__Exercise details__: In the oxytocin and placebo article, what explanation do the researchers give for why participants who received oxytocin were more likely to feel that the placebo cream relieved the burning sensation? Answer in one to three sentences.

__Document passage__:
*** Begin section ***

Oxytocin, known as the “love hormone,” promotes feelings of trust and bonding, especially in women during and after childbirth. It may also enhance a person’s response to the placebo effect by way of patient-physician trust, according to a new study, which found that oxytocin enhanced the painkilling effect of a placebo on participants exposed to painful heat stimuli.

Participants who were given an intranasal oxytocin spray were more likely to believe that the burning sensation on their forearms was relieved from a placebo cream when compared to participants who inhaled a saline spray. “We hypothesize that oxytocin might have increased the believability of the instructions by the study physician,” the researchers wrote, according to MedPage Today.

The researchers approached the study with the intent of finding a way to enhance placebo effect in patients who weren’t as susceptible to it on their own. “Some people have a very large placebo effects and others don’t, and it would be very nice to have a pharmaceutical option to help people who are not so good at producing placebo analgesia on their own to compliment the standard medical treatment,” Dr. Ulrike Bingel, lead researchers of the study and a neurologist at University Duisberg-Essen, Germany, told HealthDay.

Eighty men in their 20s participated in the study. The researchers randomly assigned each participant to either the oxytocin spray or the saline spray, and then applied cream to each of their forearms. They told the participants that the cream on one of their forearms was a strong pain-reliever and that the other cream was a control, however, both creams were the same, and contained no active ingredients.

Forty-five minutes later, the participants were subjected to a heat stimuli, which gradually increased in strength until participants rated their pain at a 60 on a 100-point scale. Once each participant was leveled off at a pain rating of 60, the researchers applied the particular heat intensity 10 different times for 20 seconds each, every minute.

*** End section ***

__Excerpted records__:
*** Begin section ***

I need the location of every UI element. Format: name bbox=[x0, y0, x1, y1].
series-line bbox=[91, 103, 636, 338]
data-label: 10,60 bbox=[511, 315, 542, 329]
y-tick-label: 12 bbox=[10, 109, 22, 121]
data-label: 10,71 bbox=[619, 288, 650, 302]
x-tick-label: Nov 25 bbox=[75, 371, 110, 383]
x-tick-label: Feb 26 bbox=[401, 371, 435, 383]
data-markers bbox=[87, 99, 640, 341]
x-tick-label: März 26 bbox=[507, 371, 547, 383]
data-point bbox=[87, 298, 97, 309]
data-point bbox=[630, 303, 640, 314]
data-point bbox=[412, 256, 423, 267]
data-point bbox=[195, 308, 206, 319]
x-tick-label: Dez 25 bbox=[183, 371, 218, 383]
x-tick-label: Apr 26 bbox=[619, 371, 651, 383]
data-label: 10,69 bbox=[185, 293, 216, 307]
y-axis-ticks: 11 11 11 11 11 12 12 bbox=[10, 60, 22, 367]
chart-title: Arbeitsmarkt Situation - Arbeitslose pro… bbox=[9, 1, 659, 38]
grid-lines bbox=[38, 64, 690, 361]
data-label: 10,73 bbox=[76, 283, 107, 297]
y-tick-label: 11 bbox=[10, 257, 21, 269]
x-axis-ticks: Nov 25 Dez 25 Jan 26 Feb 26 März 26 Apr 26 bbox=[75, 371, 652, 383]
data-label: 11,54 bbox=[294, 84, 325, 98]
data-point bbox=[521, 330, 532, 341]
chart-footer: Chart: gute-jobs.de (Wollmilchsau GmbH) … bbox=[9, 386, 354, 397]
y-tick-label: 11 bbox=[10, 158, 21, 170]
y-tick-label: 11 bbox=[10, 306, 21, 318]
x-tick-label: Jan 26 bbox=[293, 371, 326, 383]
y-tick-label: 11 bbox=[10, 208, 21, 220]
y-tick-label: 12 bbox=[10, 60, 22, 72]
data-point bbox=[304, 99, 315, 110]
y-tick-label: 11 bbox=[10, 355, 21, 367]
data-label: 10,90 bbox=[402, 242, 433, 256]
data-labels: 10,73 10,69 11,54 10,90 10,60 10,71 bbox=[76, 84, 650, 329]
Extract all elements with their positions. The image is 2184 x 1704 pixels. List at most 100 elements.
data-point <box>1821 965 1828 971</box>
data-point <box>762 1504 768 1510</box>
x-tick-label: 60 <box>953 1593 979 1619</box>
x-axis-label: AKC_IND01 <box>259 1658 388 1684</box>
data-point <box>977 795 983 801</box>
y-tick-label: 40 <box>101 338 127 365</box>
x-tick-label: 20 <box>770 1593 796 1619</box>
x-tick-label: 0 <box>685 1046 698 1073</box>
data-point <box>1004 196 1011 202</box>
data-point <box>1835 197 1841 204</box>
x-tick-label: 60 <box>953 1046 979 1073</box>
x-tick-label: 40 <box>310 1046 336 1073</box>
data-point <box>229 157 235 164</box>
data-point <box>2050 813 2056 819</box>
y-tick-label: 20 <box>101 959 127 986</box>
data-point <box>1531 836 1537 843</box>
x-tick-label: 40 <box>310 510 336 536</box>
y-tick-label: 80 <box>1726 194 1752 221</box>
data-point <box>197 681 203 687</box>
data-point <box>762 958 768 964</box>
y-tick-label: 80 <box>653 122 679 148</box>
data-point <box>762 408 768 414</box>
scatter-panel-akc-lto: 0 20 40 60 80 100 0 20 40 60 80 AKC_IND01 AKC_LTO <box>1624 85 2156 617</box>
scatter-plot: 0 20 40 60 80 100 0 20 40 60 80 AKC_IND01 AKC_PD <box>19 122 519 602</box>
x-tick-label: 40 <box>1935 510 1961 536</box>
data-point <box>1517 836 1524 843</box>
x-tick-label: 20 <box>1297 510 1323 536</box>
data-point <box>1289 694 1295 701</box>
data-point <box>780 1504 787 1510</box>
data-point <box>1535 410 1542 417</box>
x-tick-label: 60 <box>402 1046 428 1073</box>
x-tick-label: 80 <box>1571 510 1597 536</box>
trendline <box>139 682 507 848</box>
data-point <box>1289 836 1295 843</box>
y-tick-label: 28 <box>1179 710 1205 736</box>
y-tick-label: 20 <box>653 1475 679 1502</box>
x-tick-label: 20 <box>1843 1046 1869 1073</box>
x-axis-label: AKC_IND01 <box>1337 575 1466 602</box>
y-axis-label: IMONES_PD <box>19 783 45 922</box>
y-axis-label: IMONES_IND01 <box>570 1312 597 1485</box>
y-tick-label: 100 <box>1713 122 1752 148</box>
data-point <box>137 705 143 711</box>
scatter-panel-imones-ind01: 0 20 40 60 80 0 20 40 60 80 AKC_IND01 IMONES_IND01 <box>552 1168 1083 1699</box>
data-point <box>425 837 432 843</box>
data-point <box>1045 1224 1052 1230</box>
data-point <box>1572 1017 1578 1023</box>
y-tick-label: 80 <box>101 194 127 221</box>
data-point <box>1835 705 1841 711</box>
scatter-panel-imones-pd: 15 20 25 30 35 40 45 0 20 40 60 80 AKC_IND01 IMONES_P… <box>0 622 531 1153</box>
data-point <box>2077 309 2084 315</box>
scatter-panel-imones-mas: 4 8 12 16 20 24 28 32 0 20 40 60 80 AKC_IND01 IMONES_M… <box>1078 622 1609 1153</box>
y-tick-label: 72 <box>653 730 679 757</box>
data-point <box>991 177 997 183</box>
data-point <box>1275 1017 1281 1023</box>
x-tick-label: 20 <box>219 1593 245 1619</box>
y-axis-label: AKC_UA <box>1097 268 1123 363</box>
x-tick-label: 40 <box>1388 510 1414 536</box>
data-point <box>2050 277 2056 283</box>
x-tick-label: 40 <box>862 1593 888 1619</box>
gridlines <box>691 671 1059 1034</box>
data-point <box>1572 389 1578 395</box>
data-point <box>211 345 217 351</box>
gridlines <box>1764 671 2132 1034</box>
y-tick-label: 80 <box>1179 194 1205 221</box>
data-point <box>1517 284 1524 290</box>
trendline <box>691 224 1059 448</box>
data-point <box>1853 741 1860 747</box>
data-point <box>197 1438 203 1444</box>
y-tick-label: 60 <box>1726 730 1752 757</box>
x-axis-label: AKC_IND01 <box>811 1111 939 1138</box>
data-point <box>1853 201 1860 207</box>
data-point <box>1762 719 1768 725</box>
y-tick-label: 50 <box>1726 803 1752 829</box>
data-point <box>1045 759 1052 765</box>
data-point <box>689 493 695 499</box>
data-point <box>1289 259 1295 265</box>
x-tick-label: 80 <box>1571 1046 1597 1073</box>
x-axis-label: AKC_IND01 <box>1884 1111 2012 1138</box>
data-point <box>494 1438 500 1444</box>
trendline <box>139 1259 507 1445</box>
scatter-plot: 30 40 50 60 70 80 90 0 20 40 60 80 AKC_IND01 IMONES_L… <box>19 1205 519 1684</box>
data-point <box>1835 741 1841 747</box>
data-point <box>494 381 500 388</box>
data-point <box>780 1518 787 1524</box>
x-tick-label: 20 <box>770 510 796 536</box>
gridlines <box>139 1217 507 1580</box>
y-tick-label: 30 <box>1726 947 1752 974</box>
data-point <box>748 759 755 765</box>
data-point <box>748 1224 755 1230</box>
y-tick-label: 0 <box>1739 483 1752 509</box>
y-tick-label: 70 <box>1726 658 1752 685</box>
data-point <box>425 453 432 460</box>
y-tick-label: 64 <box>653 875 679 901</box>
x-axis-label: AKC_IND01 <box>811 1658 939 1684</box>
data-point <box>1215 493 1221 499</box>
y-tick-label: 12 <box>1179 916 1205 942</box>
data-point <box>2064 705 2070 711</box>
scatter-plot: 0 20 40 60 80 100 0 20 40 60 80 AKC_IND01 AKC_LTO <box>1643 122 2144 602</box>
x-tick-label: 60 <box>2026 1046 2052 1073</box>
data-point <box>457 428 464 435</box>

*** End section ***

__Task output__: The researchers hypothesize that oxytocin may have made the study physician's instructions more believable. The article links this to oxytocin's role in promoting trust, which may strengthen a person's response to the placebo effect through patient-physician trust.